● RECORDS FOR THIS EXERCISE:

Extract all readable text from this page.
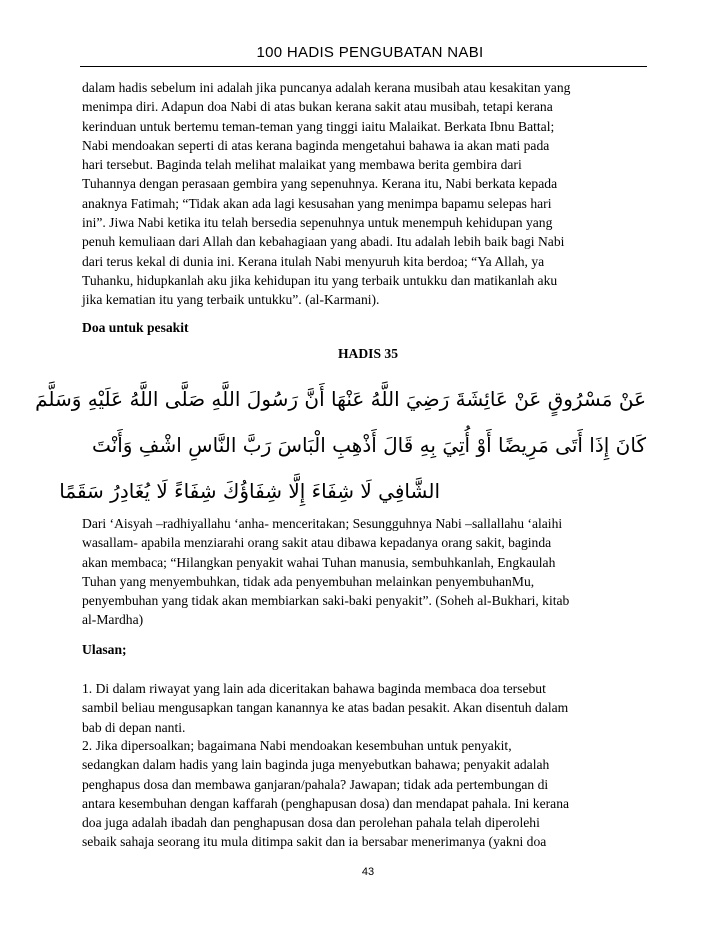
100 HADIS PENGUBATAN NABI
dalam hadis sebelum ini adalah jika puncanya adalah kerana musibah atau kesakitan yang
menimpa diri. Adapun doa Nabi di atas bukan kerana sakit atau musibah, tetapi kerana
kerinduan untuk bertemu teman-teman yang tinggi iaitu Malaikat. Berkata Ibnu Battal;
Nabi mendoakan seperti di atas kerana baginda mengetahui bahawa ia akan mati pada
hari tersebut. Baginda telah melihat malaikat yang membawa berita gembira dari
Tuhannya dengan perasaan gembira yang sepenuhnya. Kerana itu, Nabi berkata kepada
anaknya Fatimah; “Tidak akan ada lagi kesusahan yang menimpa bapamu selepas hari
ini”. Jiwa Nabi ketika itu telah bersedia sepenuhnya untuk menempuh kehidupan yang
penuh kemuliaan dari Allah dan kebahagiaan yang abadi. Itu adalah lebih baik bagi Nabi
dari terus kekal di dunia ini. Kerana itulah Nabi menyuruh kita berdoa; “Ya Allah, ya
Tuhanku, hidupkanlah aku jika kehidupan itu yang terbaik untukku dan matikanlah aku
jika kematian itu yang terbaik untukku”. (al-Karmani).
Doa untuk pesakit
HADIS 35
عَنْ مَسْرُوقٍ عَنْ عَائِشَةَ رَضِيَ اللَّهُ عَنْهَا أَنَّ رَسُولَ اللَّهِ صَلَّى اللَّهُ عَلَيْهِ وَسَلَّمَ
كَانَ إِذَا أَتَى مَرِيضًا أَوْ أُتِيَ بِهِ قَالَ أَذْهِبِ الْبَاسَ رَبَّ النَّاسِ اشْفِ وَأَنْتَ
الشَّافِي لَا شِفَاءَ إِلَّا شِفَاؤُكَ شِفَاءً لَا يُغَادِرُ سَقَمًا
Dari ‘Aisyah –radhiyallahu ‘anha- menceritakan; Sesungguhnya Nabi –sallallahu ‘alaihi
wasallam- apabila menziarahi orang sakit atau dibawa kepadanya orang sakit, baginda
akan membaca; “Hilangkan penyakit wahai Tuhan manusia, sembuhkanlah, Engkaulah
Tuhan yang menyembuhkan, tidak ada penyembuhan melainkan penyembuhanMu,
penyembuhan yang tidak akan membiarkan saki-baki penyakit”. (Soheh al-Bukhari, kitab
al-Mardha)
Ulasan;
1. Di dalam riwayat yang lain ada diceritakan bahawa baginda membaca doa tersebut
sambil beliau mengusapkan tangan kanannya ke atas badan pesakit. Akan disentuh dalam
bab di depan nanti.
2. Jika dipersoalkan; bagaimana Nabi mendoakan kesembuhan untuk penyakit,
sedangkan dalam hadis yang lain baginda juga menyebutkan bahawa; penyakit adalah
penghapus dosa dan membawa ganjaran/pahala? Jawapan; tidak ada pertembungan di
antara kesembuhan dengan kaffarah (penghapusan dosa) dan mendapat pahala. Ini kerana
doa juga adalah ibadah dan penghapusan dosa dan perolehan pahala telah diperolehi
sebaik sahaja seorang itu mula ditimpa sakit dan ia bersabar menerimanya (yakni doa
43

● TASK DIRECTIONS: Pull out all lines in the data above that include "juga".

● WRITTEN ANSWER:
sedangkan dalam hadis yang lain baginda juga menyebutkan bahawa; penyakit adalah
doa juga adalah ibadah dan penghapusan dosa dan perolehan pahala telah diperolehi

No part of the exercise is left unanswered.